**RAW RECORDS:**
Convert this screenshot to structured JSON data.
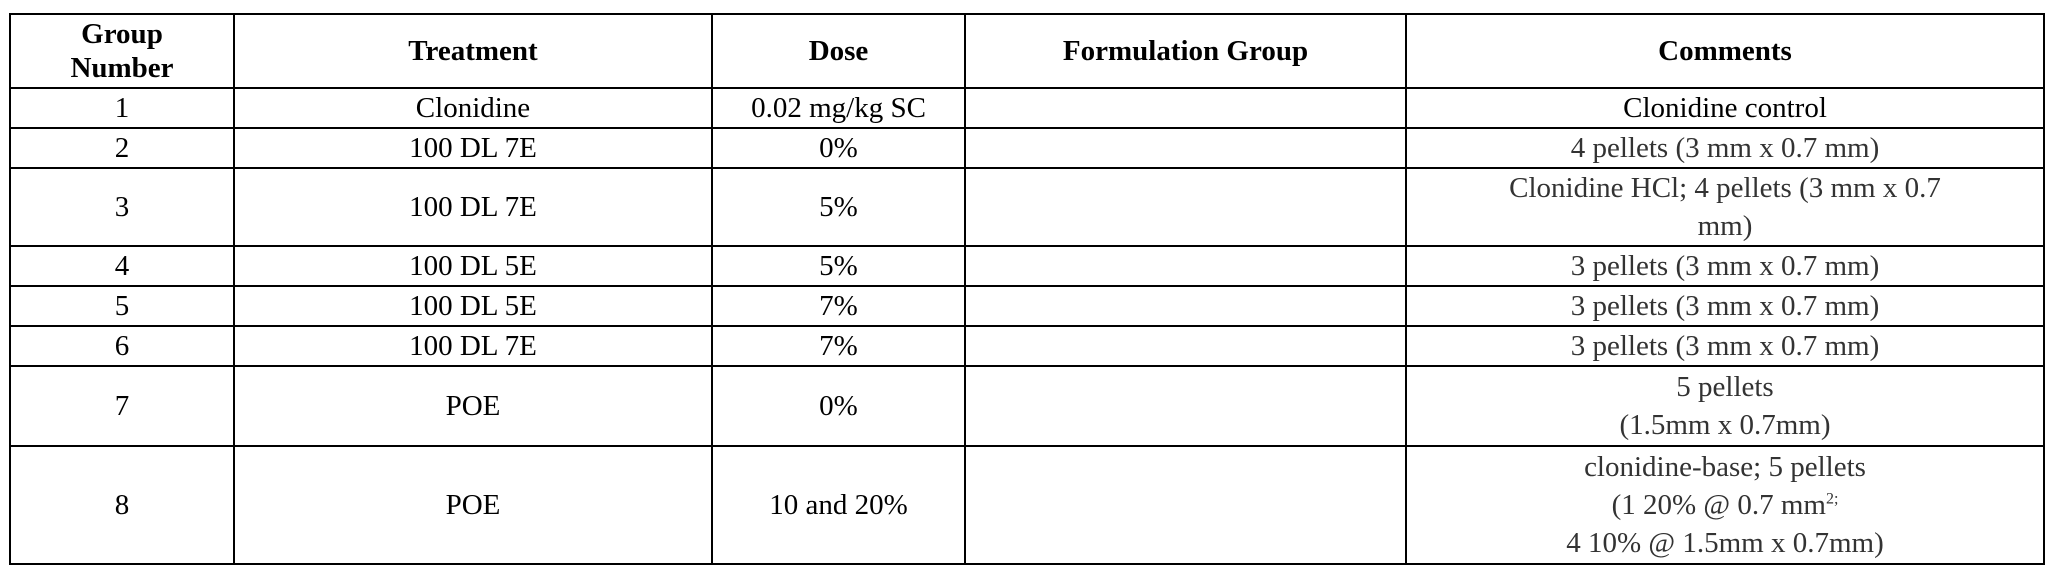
{
  "table": {
    "headers": {
      "group_number_line1": "Group",
      "group_number_line2": "Number",
      "treatment": "Treatment",
      "dose": "Dose",
      "formulation_group": "Formulation Group",
      "comments": "Comments"
    },
    "rows": [
      {
        "group": "1",
        "treatment": "Clonidine",
        "dose": "0.02 mg/kg SC",
        "formulation": "",
        "comments": [
          "Clonidine control"
        ]
      },
      {
        "group": "2",
        "treatment": "100 DL 7E",
        "dose": "0%",
        "formulation": "",
        "comments": [
          "4 pellets (3 mm x 0.7 mm)"
        ]
      },
      {
        "group": "3",
        "treatment": "100 DL 7E",
        "dose": "5%",
        "formulation": "",
        "comments": [
          "Clonidine HCl;   4 pellets (3 mm x 0.7",
          "mm)"
        ]
      },
      {
        "group": "4",
        "treatment": "100 DL 5E",
        "dose": "5%",
        "formulation": "",
        "comments": [
          "3 pellets (3 mm x 0.7 mm)"
        ]
      },
      {
        "group": "5",
        "treatment": "100 DL 5E",
        "dose": "7%",
        "formulation": "",
        "comments": [
          "3 pellets (3 mm x 0.7 mm)"
        ]
      },
      {
        "group": "6",
        "treatment": "100 DL 7E",
        "dose": "7%",
        "formulation": "",
        "comments": [
          "3 pellets (3 mm x 0.7 mm)"
        ]
      },
      {
        "group": "7",
        "treatment": "POE",
        "dose": "0%",
        "formulation": "",
        "comments": [
          "5 pellets",
          "(1.5mm x 0.7mm)"
        ]
      },
      {
        "group": "8",
        "treatment": "POE",
        "dose": "10 and 20%",
        "formulation": "",
        "comments": [
          "clonidine-base;  5 pellets",
          "(1 20% @ 0.7 mm",
          "4 10% @ 1.5mm x 0.7mm)"
        ],
        "comments_sup": "2;"
      }
    ]
  }
}
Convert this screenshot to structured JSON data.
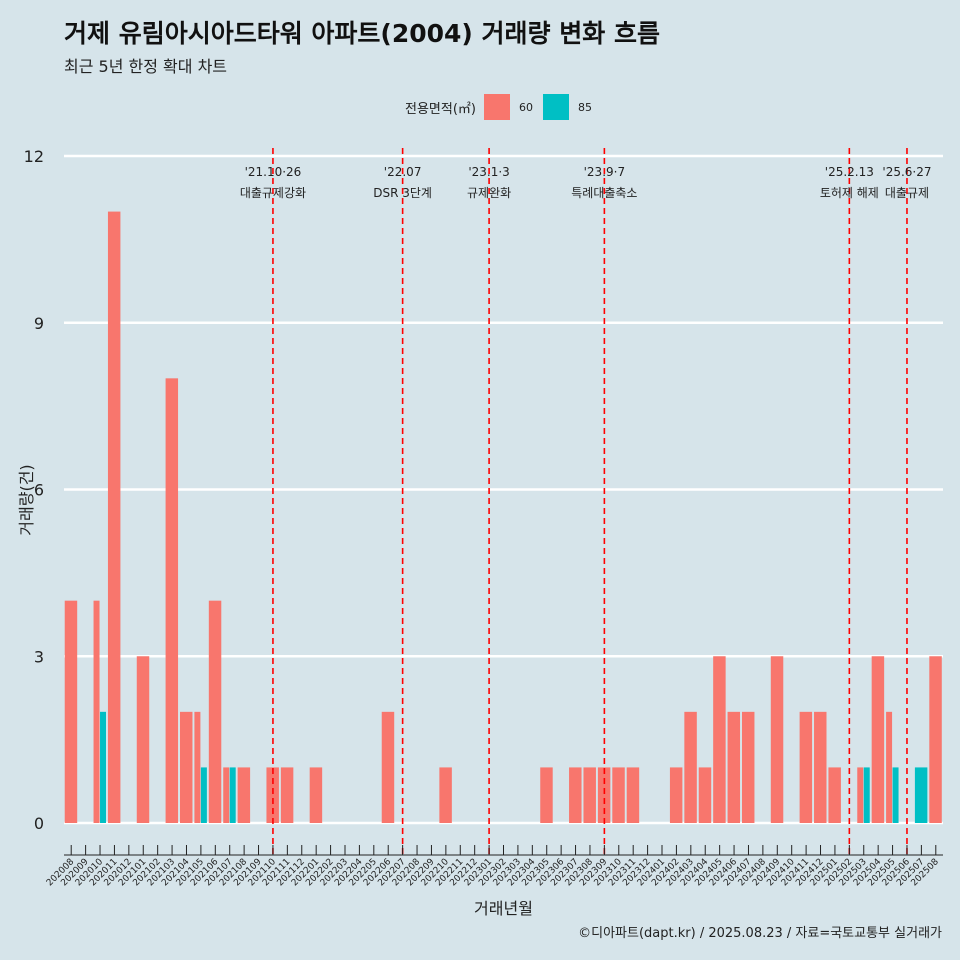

**GIVEN INSTRUCTION:**
Make an exact copy of the records above, with the pictures left out.

**ANSWER IN FULL:**
Convert this screenshot to structured JSON data.
{
  "table": {
    "headers": {
      "group_number_line1": "Group",
      "group_number_line2": "Number",
      "treatment": "Treatment",
      "dose": "Dose",
      "formulation_group": "Formulation Group",
      "comments": "Comments"
    },
    "rows": [
      {
        "group": "1",
        "treatment": "Clonidine",
        "dose": "0.02 mg/kg SC",
        "formulation": "",
        "comments": [
          "Clonidine control"
        ]
      },
      {
        "group": "2",
        "treatment": "100 DL 7E",
        "dose": "0%",
        "formulation": "",
        "comments": [
          "4 pellets (3 mm x 0.7 mm)"
        ]
      },
      {
        "group": "3",
        "treatment": "100 DL 7E",
        "dose": "5%",
        "formulation": "",
        "comments": [
          "Clonidine HCl;   4 pellets (3 mm x 0.7",
          "mm)"
        ]
      },
      {
        "group": "4",
        "treatment": "100 DL 5E",
        "dose": "5%",
        "formulation": "",
        "comments": [
          "3 pellets (3 mm x 0.7 mm)"
        ]
      },
      {
        "group": "5",
        "treatment": "100 DL 5E",
        "dose": "7%",
        "formulation": "",
        "comments": [
          "3 pellets (3 mm x 0.7 mm)"
        ]
      },
      {
        "group": "6",
        "treatment": "100 DL 7E",
        "dose": "7%",
        "formulation": "",
        "comments": [
          "3 pellets (3 mm x 0.7 mm)"
        ]
      },
      {
        "group": "7",
        "treatment": "POE",
        "dose": "0%",
        "formulation": "",
        "comments": [
          "5 pellets",
          "(1.5mm x 0.7mm)"
        ]
      },
      {
        "group": "8",
        "treatment": "POE",
        "dose": "10 and 20%",
        "formulation": "",
        "comments": [
          "clonidine-base;  5 pellets",
          "(1 20% @ 0.7 mm",
          "4 10% @ 1.5mm x 0.7mm)"
        ],
        "comments_sup": "2;"
      }
    ]
  }
}
Convert this screenshot to structured JSON data.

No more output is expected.